Task description - In the entries below, find every line with "manuscript" and copy it.

Saved entries
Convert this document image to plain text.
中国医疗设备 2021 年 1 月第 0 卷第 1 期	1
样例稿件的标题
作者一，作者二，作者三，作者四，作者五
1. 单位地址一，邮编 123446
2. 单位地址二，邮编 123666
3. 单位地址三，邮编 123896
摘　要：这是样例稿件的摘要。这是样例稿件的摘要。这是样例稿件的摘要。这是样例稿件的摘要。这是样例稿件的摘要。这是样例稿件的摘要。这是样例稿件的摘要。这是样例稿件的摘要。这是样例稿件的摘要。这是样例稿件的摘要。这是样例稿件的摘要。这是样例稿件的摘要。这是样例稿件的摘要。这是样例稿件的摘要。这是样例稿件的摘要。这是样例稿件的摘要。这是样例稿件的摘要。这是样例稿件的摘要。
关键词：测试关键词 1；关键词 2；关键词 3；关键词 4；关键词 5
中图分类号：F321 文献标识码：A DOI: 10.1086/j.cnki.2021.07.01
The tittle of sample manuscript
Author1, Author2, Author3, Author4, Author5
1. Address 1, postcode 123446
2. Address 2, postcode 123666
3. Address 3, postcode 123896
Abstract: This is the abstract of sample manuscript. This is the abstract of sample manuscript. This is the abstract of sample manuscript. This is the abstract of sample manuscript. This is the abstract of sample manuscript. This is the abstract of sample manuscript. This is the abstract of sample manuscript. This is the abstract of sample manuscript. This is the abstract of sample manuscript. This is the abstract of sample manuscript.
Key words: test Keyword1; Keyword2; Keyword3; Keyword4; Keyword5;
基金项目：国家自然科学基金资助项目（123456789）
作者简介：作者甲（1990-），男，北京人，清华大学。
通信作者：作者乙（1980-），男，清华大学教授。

Problem solution -
The tittle of sample manuscript
Abstract: This is the abstract of sample manuscript. This is the abstract of sample manuscript. This is the abstract of sample manuscript. This is the abstract of sample manuscript. This is the abstract of sample manuscript. This is the abstract of sample manuscript. This is the abstract of sample manuscript. This is the abstract of sample manuscript. This is the abstract of sample manuscript. This is the abstract of sample manuscript.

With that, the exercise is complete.